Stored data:
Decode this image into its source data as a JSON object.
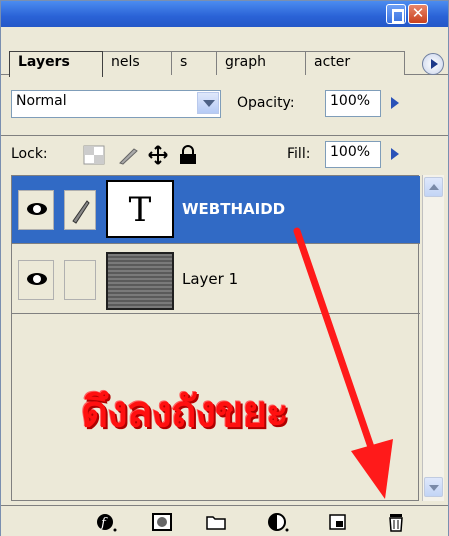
{
  "panel": {
    "tabs": [
      {
        "label": "Layers",
        "active": true
      },
      {
        "label": "nels",
        "active": false
      },
      {
        "label": "s",
        "active": false
      },
      {
        "label": "graph",
        "active": false
      },
      {
        "label": "acter",
        "active": false
      }
    ]
  },
  "options": {
    "blend_mode": "Normal",
    "opacity_label": "Opacity:",
    "opacity_value": "100%",
    "lock_label": "Lock:",
    "fill_label": "Fill:",
    "fill_value": "100%"
  },
  "layers": [
    {
      "name": "WEBTHAIDD",
      "thumb": "T",
      "selected": true
    },
    {
      "name": "Layer 1",
      "thumb": "",
      "selected": false
    }
  ],
  "annotation": {
    "text": "ดึงลงถังขยะ",
    "color": "#ff1010"
  },
  "toolbar_icons": [
    "layer-style-icon",
    "layer-mask-icon",
    "new-group-icon",
    "adjustment-layer-icon",
    "new-layer-icon",
    "trash-icon"
  ],
  "colors": {
    "selection": "#316ac5",
    "titlebar": "#2a62d6",
    "panel_bg": "#ece9d8"
  }
}
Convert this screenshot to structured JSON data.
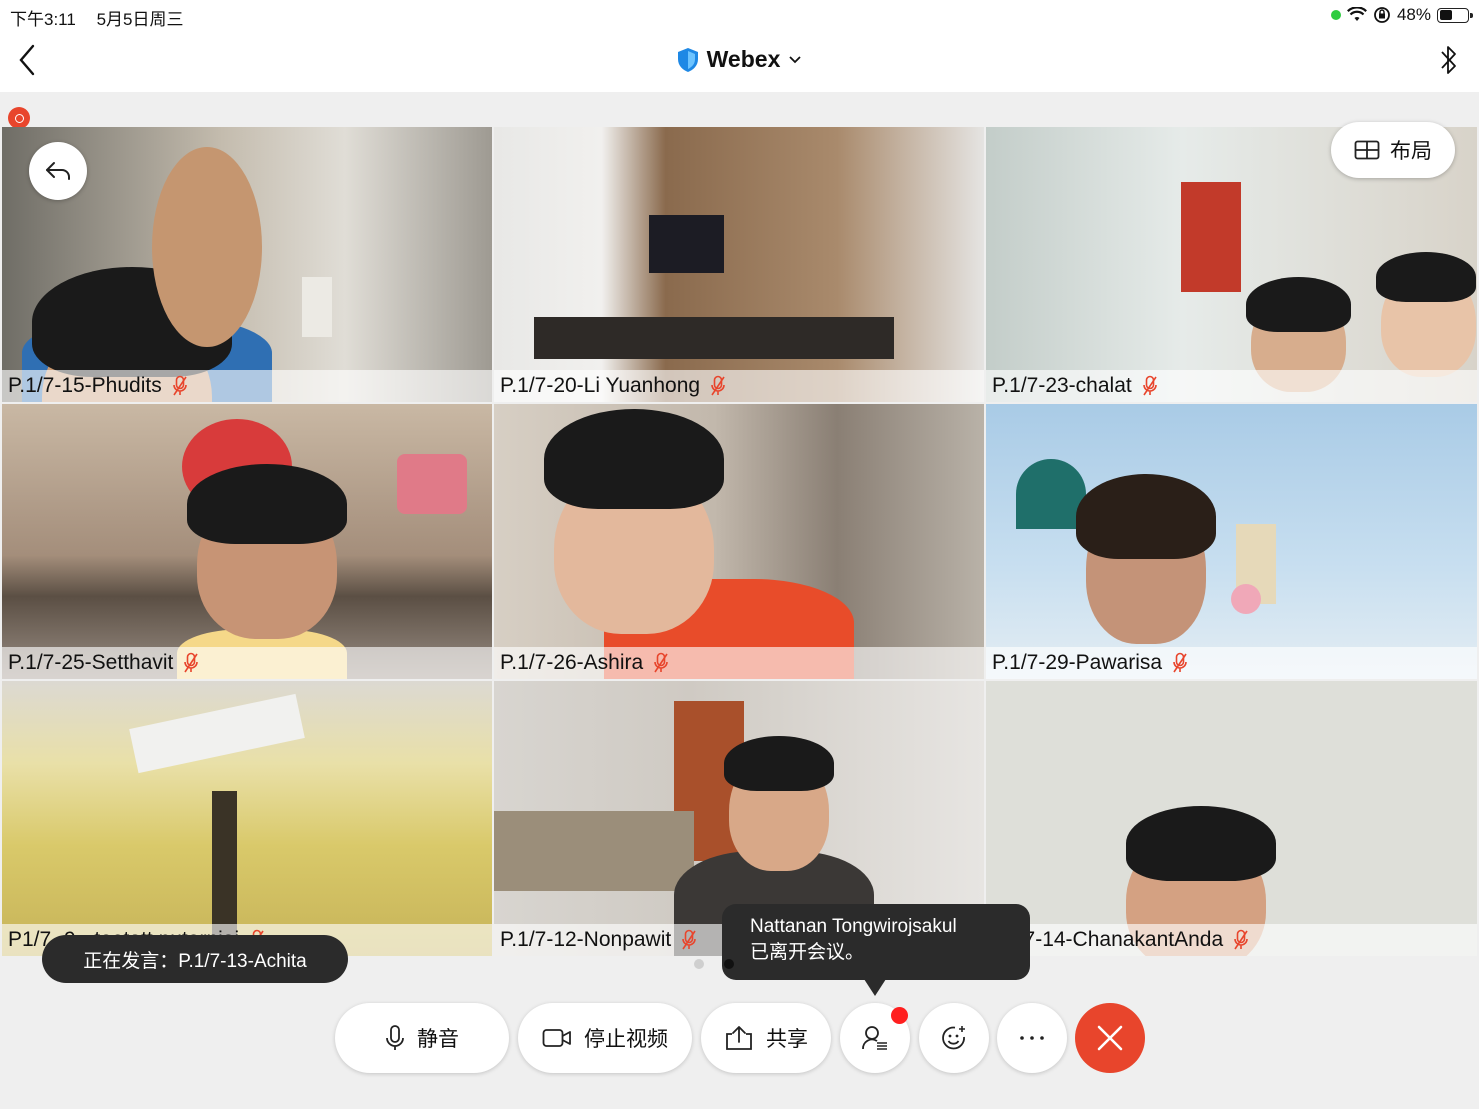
{
  "status_bar": {
    "time": "下午3:11",
    "date": "5月5日周三",
    "battery": "48%",
    "battery_level": 0.48
  },
  "nav": {
    "title": "Webex"
  },
  "layout_button": {
    "label": "布局"
  },
  "participants": [
    {
      "name": "P.1/7-15-Phudits",
      "bg": "#c9c2b6"
    },
    {
      "name": "P.1/7-20-Li Yuanhong",
      "bg": "#8a7460"
    },
    {
      "name": "P.1/7-23-chalat",
      "bg": "#d9dedb"
    },
    {
      "name": "P.1/7-25-Setthavit",
      "bg": "#a6998e"
    },
    {
      "name": "P.1/7-26-Ashira",
      "bg": "#b5aba0"
    },
    {
      "name": "P.1/7-29-Pawarisa",
      "bg": "#b8d4ea"
    },
    {
      "name": "P1/7 -9 - teetatt putornjai",
      "bg": "#e7dc8a"
    },
    {
      "name": "P.1/7-12-Nonpawit",
      "bg": "#d6d3cf"
    },
    {
      "name": "P1/7-14-ChanakantAnda",
      "bg": "#dedfd9"
    }
  ],
  "speaking": "正在发言：P.1/7-13-Achita",
  "toast": {
    "name": "Nattanan Tongwirojsakul",
    "message": "已离开会议。"
  },
  "controls": {
    "mute": "静音",
    "stop_video": "停止视频",
    "share": "共享"
  },
  "colors": {
    "end_call": "#e8452c",
    "muted_mic": "#e8452c",
    "badge": "#ff1f1f"
  }
}
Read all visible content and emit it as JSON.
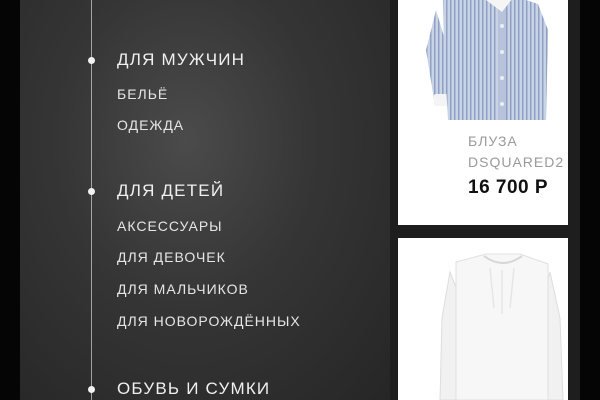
{
  "menu": {
    "sections": [
      {
        "heading": "ДЛЯ МУЖЧИН",
        "items": [
          "БЕЛЬЁ",
          "ОДЕЖДА"
        ]
      },
      {
        "heading": "ДЛЯ ДЕТЕЙ",
        "items": [
          "АКСЕССУАРЫ",
          "ДЛЯ ДЕВОЧЕК",
          "ДЛЯ МАЛЬЧИКОВ",
          "ДЛЯ НОВОРОЖДЁННЫХ"
        ]
      },
      {
        "heading": "ОБУВЬ И СУМКИ",
        "items": []
      }
    ]
  },
  "products": [
    {
      "category": "БЛУЗА",
      "brand": "DSQUARED2",
      "price": "16 700 Р",
      "image_icon": "striped-shirt-icon"
    },
    {
      "image_icon": "white-blouse-icon"
    }
  ]
}
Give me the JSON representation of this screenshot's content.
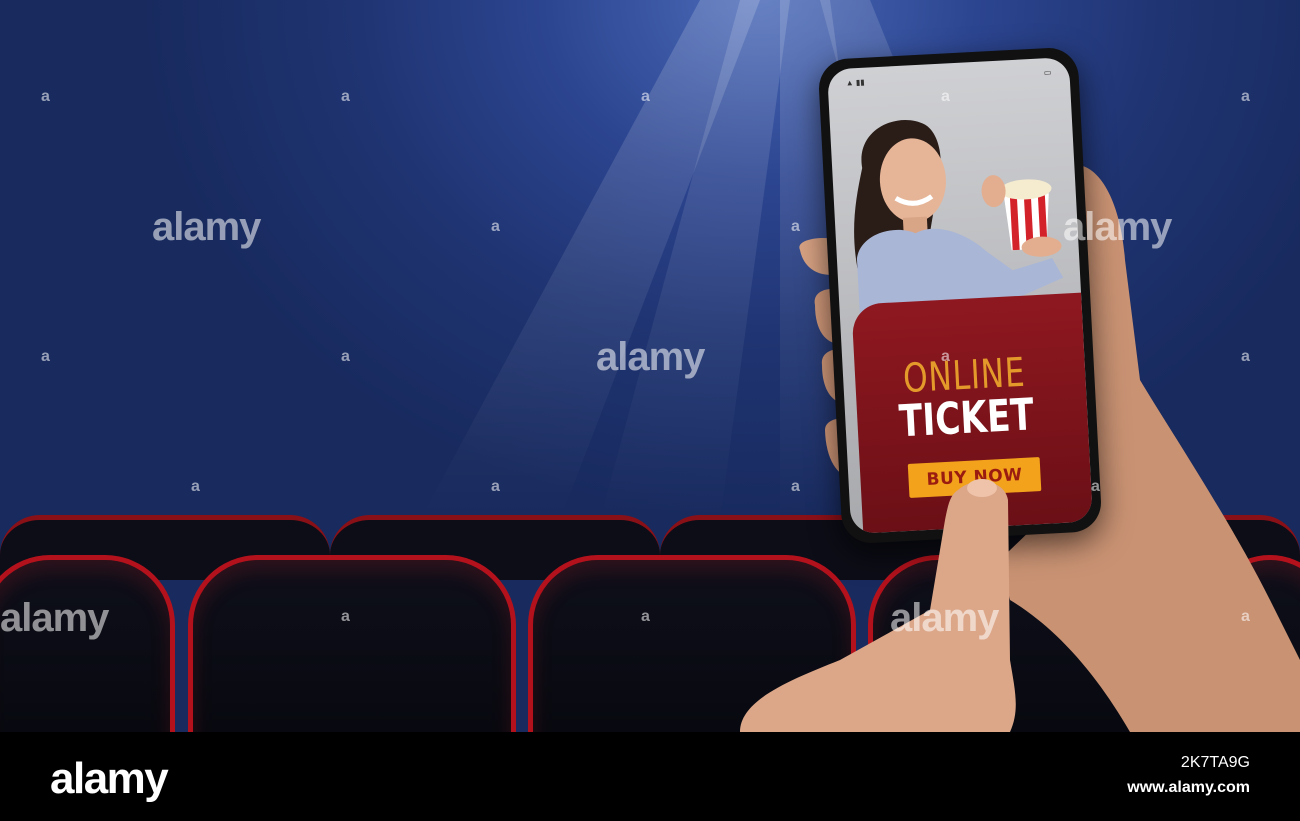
{
  "phone_screen": {
    "headline_line1": "ONLINE",
    "headline_line2": "TICKET",
    "cta_label": "BUY NOW"
  },
  "watermark": {
    "text": "alamy",
    "letter": "a"
  },
  "footer": {
    "logo": "alamy",
    "image_id": "2K7TA9G",
    "url": "www.alamy.com"
  },
  "colors": {
    "background_blue": "#1f3472",
    "seat_red": "#b3121c",
    "card_red": "#7d141c",
    "headline_orange": "#e49a2a",
    "button_orange": "#f3a21b"
  }
}
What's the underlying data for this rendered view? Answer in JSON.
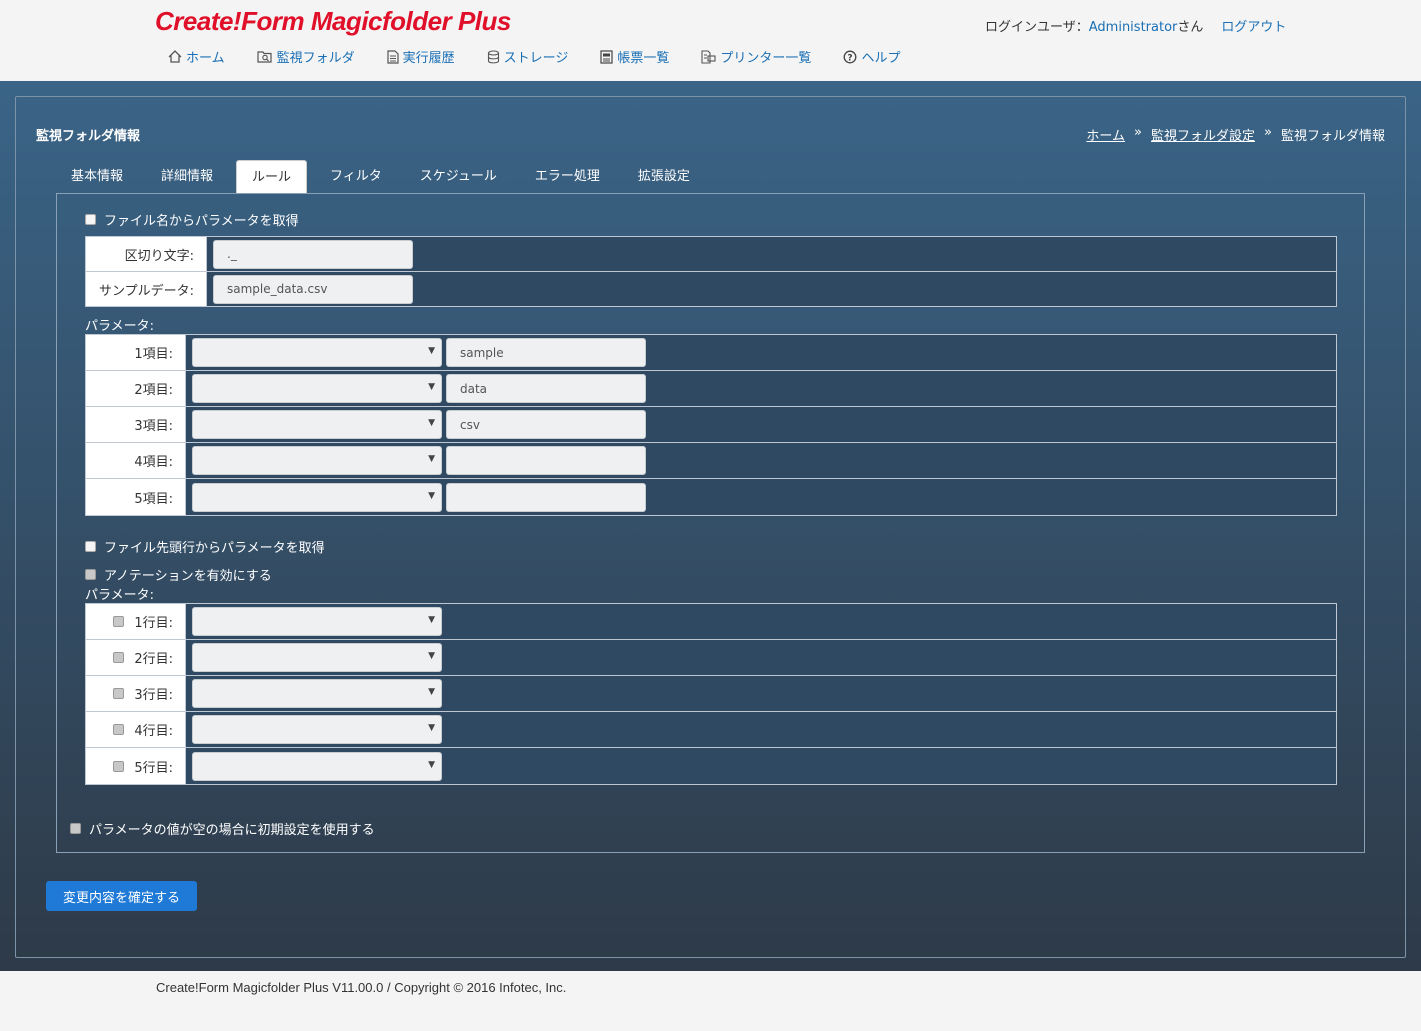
{
  "app": {
    "logo": "Create!Form Magicfolder Plus",
    "login_user_label": "ログインユーザ：",
    "user_name": "Administrator",
    "user_suffix": "さん",
    "logout": "ログアウト"
  },
  "nav": [
    {
      "label": "ホーム",
      "icon": "home-icon"
    },
    {
      "label": "監視フォルダ",
      "icon": "folder-search-icon"
    },
    {
      "label": "実行履歴",
      "icon": "document-icon"
    },
    {
      "label": "ストレージ",
      "icon": "database-icon"
    },
    {
      "label": "帳票一覧",
      "icon": "form-list-icon"
    },
    {
      "label": "プリンター一覧",
      "icon": "printer-icon"
    },
    {
      "label": "ヘルプ",
      "icon": "help-icon"
    }
  ],
  "panel": {
    "title": "監視フォルダ情報",
    "breadcrumb": {
      "home": "ホーム",
      "settings": "監視フォルダ設定",
      "current": "監視フォルダ情報",
      "sep": "»"
    }
  },
  "tabs": [
    {
      "label": "基本情報",
      "active": false
    },
    {
      "label": "詳細情報",
      "active": false
    },
    {
      "label": "ルール",
      "active": true
    },
    {
      "label": "フィルタ",
      "active": false
    },
    {
      "label": "スケジュール",
      "active": false
    },
    {
      "label": "エラー処理",
      "active": false
    },
    {
      "label": "拡張設定",
      "active": false
    }
  ],
  "filename_section": {
    "checkbox_label": "ファイル名からパラメータを取得",
    "delimiter_label": "区切り文字:",
    "delimiter_value": "._",
    "sample_label": "サンプルデータ:",
    "sample_value": "sample_data.csv",
    "params_label": "パラメータ:",
    "items": [
      {
        "label": "1項目:",
        "select": "",
        "value": "sample"
      },
      {
        "label": "2項目:",
        "select": "",
        "value": "data"
      },
      {
        "label": "3項目:",
        "select": "",
        "value": "csv"
      },
      {
        "label": "4項目:",
        "select": "",
        "value": ""
      },
      {
        "label": "5項目:",
        "select": "",
        "value": ""
      }
    ]
  },
  "header_section": {
    "checkbox_label": "ファイル先頭行からパラメータを取得",
    "annotation_label": "アノテーションを有効にする",
    "params_label": "パラメータ:",
    "rows": [
      {
        "label": "1行目:",
        "select": ""
      },
      {
        "label": "2行目:",
        "select": ""
      },
      {
        "label": "3行目:",
        "select": ""
      },
      {
        "label": "4行目:",
        "select": ""
      },
      {
        "label": "5行目:",
        "select": ""
      }
    ]
  },
  "default_checkbox_label": "パラメータの値が空の場合に初期設定を使用する",
  "submit_label": "変更内容を確定する",
  "footer": "Create!Form Magicfolder Plus V11.00.0 / Copyright © 2016 Infotec, Inc."
}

**INSTRUCTION**
How many of the lines above contain the string "this"? Give the number only.

**EXERCISE RESPONSE**
4